REQUIRED TASK. Records follow. Select each line holding "time".

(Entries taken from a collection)
********************

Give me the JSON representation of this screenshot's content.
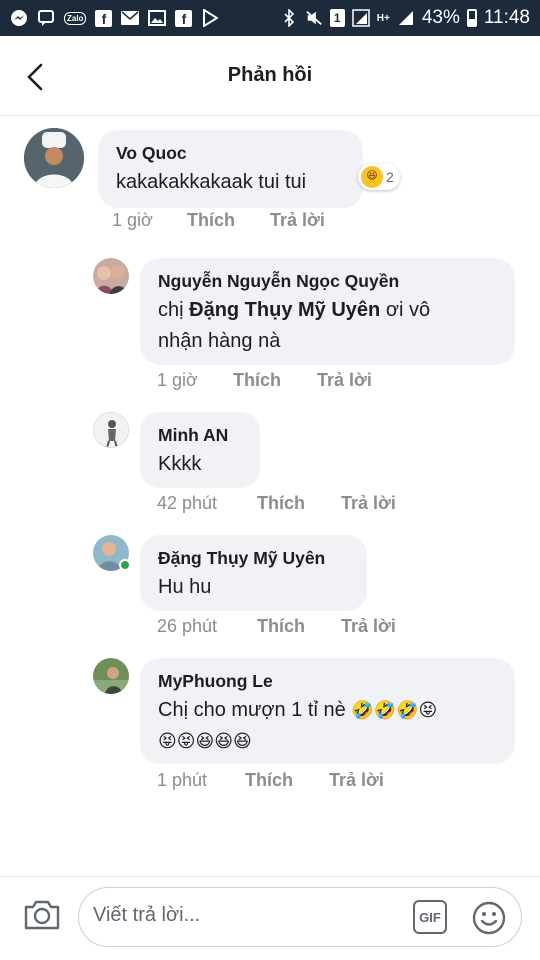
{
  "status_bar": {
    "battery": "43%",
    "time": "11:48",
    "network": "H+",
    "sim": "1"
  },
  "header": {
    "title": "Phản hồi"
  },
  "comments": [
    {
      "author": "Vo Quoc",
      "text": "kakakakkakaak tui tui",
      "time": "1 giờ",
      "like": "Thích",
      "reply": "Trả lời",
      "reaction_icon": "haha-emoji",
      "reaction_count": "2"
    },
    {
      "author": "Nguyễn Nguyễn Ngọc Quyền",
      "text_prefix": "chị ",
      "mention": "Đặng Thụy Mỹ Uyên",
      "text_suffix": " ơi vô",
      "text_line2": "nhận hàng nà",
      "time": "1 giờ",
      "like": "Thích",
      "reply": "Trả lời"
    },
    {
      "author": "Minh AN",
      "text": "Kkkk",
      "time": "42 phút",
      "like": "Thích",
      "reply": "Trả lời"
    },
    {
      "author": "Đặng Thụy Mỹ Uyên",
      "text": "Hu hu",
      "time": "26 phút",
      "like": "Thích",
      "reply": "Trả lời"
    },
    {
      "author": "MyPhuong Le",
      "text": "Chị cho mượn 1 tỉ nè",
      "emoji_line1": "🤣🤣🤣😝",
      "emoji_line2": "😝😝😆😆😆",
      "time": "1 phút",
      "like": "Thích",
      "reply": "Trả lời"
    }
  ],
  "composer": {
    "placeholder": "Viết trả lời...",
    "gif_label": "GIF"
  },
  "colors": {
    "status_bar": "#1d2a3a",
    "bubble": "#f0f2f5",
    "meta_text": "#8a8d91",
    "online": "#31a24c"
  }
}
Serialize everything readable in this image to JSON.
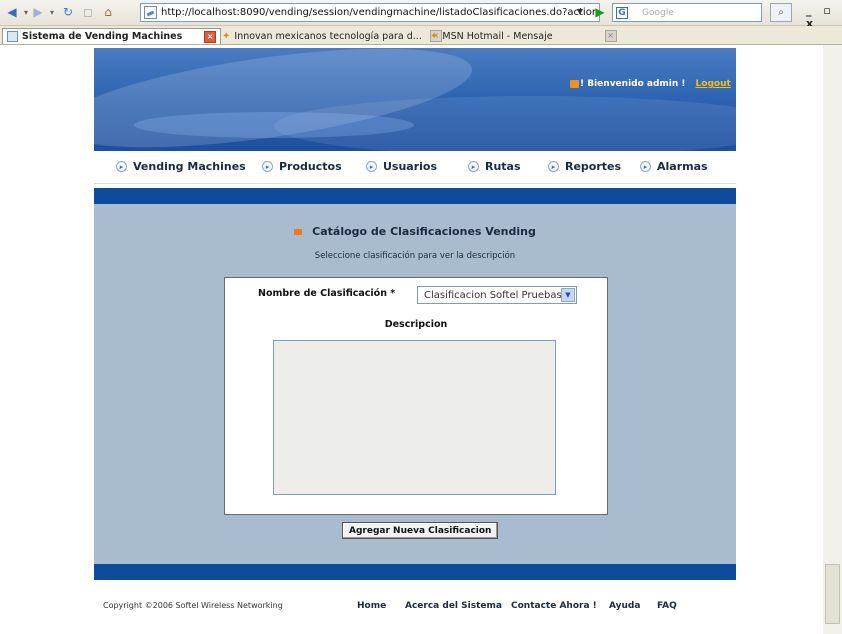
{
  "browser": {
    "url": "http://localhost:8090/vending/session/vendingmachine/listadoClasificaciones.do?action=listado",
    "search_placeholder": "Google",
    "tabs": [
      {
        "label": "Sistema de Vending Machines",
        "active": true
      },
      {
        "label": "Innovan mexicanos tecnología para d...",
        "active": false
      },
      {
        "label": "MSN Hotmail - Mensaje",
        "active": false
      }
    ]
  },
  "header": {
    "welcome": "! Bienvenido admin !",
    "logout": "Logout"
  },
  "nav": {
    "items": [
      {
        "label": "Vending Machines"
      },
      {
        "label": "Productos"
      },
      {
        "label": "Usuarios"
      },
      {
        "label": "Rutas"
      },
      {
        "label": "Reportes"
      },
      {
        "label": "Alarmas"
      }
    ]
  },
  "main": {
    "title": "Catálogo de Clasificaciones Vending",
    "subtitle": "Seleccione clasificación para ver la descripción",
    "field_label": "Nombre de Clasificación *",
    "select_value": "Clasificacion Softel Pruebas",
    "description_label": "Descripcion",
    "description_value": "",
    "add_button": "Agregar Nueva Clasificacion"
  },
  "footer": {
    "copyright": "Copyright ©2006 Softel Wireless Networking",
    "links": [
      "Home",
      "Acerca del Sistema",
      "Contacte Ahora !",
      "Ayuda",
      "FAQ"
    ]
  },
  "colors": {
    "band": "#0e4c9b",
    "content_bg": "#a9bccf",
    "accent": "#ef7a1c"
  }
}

********************

THE OUTPUT.
    "time": "11:48",
      "time": "1 giờ",
      "time": "1 giờ",
      "time": "42 phút",
      "time": "26 phút",
      "time": "1 phút",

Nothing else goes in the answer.